Begin Input records

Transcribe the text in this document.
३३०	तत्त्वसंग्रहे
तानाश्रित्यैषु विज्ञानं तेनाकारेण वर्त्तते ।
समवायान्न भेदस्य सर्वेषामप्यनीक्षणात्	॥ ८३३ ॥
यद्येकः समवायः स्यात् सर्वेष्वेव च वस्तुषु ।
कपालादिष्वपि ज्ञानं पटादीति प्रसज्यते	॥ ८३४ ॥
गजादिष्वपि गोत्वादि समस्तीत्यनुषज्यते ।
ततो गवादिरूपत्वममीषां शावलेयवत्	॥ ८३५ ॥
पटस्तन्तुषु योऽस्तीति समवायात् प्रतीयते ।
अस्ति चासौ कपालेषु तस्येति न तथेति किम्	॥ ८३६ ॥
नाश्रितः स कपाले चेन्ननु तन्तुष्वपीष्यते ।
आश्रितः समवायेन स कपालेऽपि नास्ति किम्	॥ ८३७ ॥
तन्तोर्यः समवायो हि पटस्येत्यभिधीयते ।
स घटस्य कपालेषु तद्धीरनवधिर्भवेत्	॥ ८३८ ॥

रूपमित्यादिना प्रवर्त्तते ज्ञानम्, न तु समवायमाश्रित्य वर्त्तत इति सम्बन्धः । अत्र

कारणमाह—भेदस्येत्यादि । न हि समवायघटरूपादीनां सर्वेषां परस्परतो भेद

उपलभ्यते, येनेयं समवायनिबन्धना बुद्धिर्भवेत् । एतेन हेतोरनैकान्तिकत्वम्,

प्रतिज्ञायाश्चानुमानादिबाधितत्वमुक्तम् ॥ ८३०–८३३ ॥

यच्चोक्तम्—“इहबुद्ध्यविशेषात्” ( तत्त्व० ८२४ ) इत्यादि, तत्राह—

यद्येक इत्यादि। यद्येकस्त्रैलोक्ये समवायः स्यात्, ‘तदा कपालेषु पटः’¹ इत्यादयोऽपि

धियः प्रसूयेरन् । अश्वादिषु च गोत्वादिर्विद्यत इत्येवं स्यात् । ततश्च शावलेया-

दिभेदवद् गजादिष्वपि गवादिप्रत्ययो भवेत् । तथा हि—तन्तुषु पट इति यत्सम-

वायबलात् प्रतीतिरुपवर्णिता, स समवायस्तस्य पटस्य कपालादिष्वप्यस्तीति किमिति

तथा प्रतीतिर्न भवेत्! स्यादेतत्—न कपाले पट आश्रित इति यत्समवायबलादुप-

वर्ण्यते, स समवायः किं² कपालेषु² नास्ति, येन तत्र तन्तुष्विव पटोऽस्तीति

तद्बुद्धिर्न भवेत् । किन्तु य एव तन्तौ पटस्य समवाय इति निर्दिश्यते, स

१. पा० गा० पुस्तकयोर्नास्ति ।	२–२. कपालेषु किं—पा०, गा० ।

End Input records

Task
Each record must be returned exactly as it is written.

Finished exercise
Transcribe the text in this document.
३३०	तत्त्वसंग्रहे
तानाश्रित्यैषु विज्ञानं तेनाकारेण वर्त्तते ।
समवायान्न भेदस्य सर्वेषामप्यनीक्षणात्	॥ ८३३ ॥
यद्येकः समवायः स्यात् सर्वेष्वेव च वस्तुषु ।
कपालादिष्वपि ज्ञानं पटादीति प्रसज्यते	॥ ८३४ ॥
गजादिष्वपि गोत्वादि समस्तीत्यनुषज्यते ।
ततो गवादिरूपत्वममीषां शावलेयवत्	॥ ८३५ ॥
पटस्तन्तुषु योऽस्तीति समवायात् प्रतीयते ।
अस्ति चासौ कपालेषु तस्येति न तथेति किम्	॥ ८३६ ॥
नाश्रितः स कपाले चेन्ननु तन्तुष्वपीष्यते ।
आश्रितः समवायेन स कपालेऽपि नास्ति किम्	॥ ८३७ ॥
तन्तोर्यः समवायो हि पटस्येत्यभिधीयते ।
स घटस्य कपालेषु तद्धीरनवधिर्भवेत्	॥ ८३८ ॥

रूपमित्यादिना प्रवर्त्तते ज्ञानम्, न तु समवायमाश्रित्य वर्त्तत इति सम्बन्धः । अत्र

कारणमाह—भेदस्येत्यादि । न हि समवायघटरूपादीनां सर्वेषां परस्परतो भेद

उपलभ्यते, येनेयं समवायनिबन्धना बुद्धिर्भवेत् । एतेन हेतोरनैकान्तिकत्वम्,

प्रतिज्ञायाश्चानुमानादिबाधितत्वमुक्तम् ॥ ८३०–८३३ ॥

यच्चोक्तम्—“इहबुद्ध्यविशेषात्” ( तत्त्व० ८२४ ) इत्यादि, तत्राह—

यद्येक इत्यादि। यद्येकस्त्रैलोक्ये समवायः स्यात्, ‘तदा कपालेषु पटः’¹ इत्यादयोऽपि

धियः प्रसूयेरन् । अश्वादिषु च गोत्वादिर्विद्यत इत्येवं स्यात् । ततश्च शावलेया-

दिभेदवद् गजादिष्वपि गवादिप्रत्ययो भवेत् । तथा हि—तन्तुषु पट इति यत्सम-

वायबलात् प्रतीतिरुपवर्णिता, स समवायस्तस्य पटस्य कपालादिष्वप्यस्तीति किमिति

तथा प्रतीतिर्न भवेत्! स्यादेतत्—न कपाले पट आश्रित इति यत्समवायबलादुप-

वर्ण्यते, स समवायः किं² कपालेषु² नास्ति, येन तत्र तन्तुष्विव पटोऽस्तीति

तद्बुद्धिर्न भवेत् । किन्तु य एव तन्तौ पटस्य समवाय इति निर्दिश्यते, स

१. पा० गा० पुस्तकयोर्नास्ति ।	२–२. कपालेषु किं—पा०, गा० ।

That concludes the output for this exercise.